RECORD EXTRACTS:
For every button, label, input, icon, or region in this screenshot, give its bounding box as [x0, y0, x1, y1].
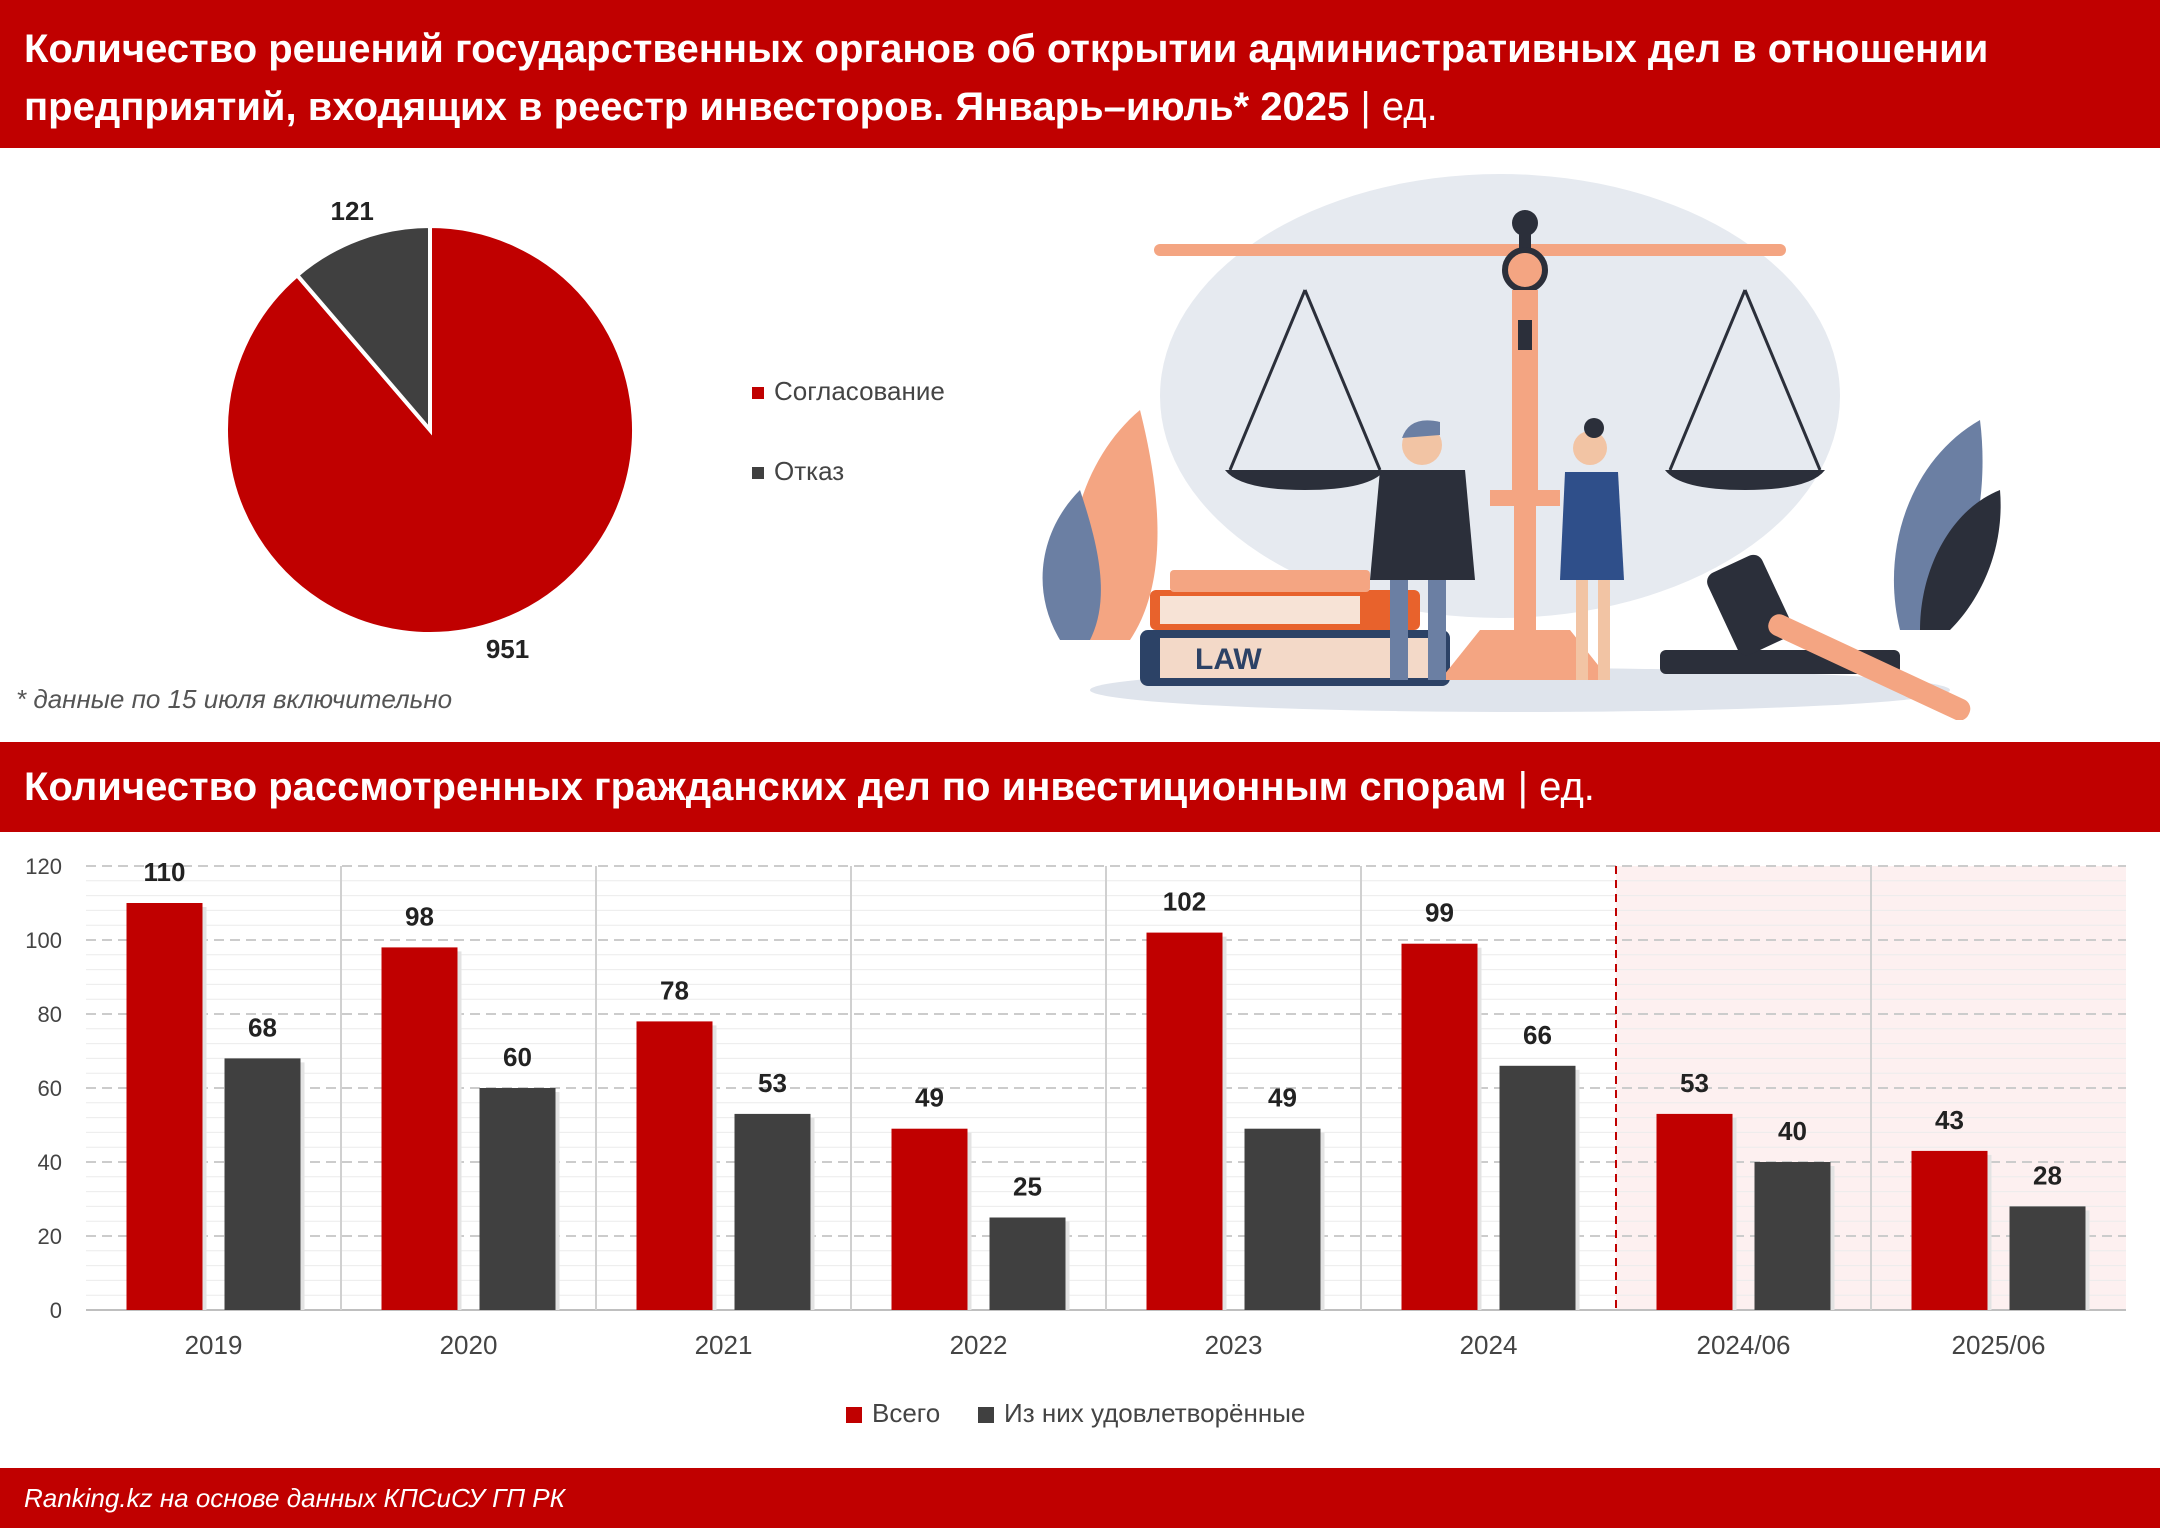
section2-title: Количество рассмотренных гражданских дел…	[24, 765, 1595, 809]
footnote: * данные по 15 июля включительно	[16, 684, 453, 714]
pie-legend-refusal: Отказ	[752, 456, 844, 487]
bar-satisfied	[734, 1113, 811, 1310]
source-band: Ranking.kz на основе данных КПСиСУ ГП РК	[0, 1468, 2160, 1528]
x-tick-label: 2024	[1460, 1330, 1518, 1360]
y-tick-label: 0	[50, 1298, 62, 1323]
bar-total	[126, 903, 203, 1310]
pie-label-approval: 951	[486, 634, 529, 664]
bar-legend-satisfied: Из них удовлетворённые	[978, 1398, 1305, 1429]
y-tick-label: 60	[38, 1076, 62, 1101]
x-tick-label: 2023	[1205, 1330, 1263, 1360]
pie-slice-refusal	[294, 223, 432, 436]
legend-label-total: Всего	[872, 1398, 941, 1428]
legend-swatch-approval	[752, 387, 764, 400]
bar-satisfied	[989, 1217, 1066, 1310]
legend-swatch-refusal	[752, 467, 764, 480]
x-tick-label: 2022	[950, 1330, 1008, 1360]
legend-swatch-total	[846, 1407, 862, 1423]
data-label-satisfied: 28	[2033, 1160, 2062, 1190]
page-title: Количество решений государственных орган…	[24, 27, 1989, 129]
bar-total	[381, 947, 458, 1310]
bar-total	[1911, 1150, 1988, 1310]
y-tick-label: 100	[25, 928, 62, 953]
bar-satisfied	[1244, 1128, 1321, 1310]
data-label-satisfied: 60	[503, 1042, 532, 1072]
data-label-total: 53	[1680, 1068, 1709, 1098]
data-label-total: 98	[405, 901, 434, 931]
y-tick-label: 40	[38, 1150, 62, 1175]
bar-satisfied	[2009, 1206, 2086, 1310]
bar-legend-total: Всего	[846, 1398, 940, 1429]
source-note: Ranking.kz на основе данных КПСиСУ ГП РК	[24, 1483, 565, 1513]
legend-label-approval: Согласование	[774, 376, 945, 406]
bar-chart: 0 20 40 60 80 100 120 110 68 2019 98 60 2020 78 53 2021…	[25, 854, 2126, 1360]
x-tick-label: 2020	[440, 1330, 498, 1360]
data-label-total: 102	[1163, 887, 1206, 917]
pie-label-refusal: 121	[331, 196, 374, 226]
justice-illustration: LAW	[1042, 174, 2001, 720]
bar-total	[891, 1128, 968, 1310]
x-tick-label: 2024/06	[1697, 1330, 1791, 1360]
data-label-satisfied: 49	[1268, 1083, 1297, 1113]
pie-chart: 951 121	[224, 196, 636, 664]
section2-band: Количество рассмотренных гражданских дел…	[0, 742, 2160, 832]
bar-satisfied	[224, 1058, 301, 1310]
data-label-total: 43	[1935, 1105, 1964, 1135]
data-label-satisfied: 25	[1013, 1172, 1042, 1202]
data-label-satisfied: 66	[1523, 1020, 1552, 1050]
x-tick-label: 2025/06	[1952, 1330, 2046, 1360]
bar-total	[1401, 943, 1478, 1310]
x-tick-label: 2019	[185, 1330, 243, 1360]
bar-total	[636, 1021, 713, 1310]
bar-satisfied	[1754, 1162, 1831, 1310]
data-label-total: 49	[915, 1083, 944, 1113]
header-band: Количество решений государственных орган…	[0, 0, 2160, 148]
law-book-label: LAW	[1195, 643, 1262, 676]
y-tick-label: 20	[38, 1224, 62, 1249]
bar-satisfied	[1499, 1065, 1576, 1310]
legend-label-refusal: Отказ	[774, 456, 845, 486]
y-tick-label: 120	[25, 854, 62, 879]
bar-satisfied	[479, 1088, 556, 1310]
pie-legend-approval: Согласование	[752, 376, 945, 407]
y-tick-label: 80	[38, 1002, 62, 1027]
bar-total	[1146, 932, 1223, 1310]
data-label-total: 110	[144, 857, 186, 887]
x-tick-label: 2021	[695, 1330, 753, 1360]
data-label-satisfied: 53	[758, 1068, 787, 1098]
bar-total	[1656, 1113, 1733, 1310]
data-label-total: 78	[660, 975, 689, 1005]
data-label-satisfied: 68	[248, 1012, 277, 1042]
data-label-satisfied: 40	[1778, 1116, 1807, 1146]
data-label-total: 99	[1425, 898, 1454, 928]
legend-swatch-satisfied	[978, 1407, 994, 1423]
legend-label-satisfied: Из них удовлетворённые	[1004, 1398, 1306, 1428]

EXERCISE DESCRIPTION: State how many lines in the items above contain the string "Ranking". Give only the number.

WRITTEN ANSWER: 2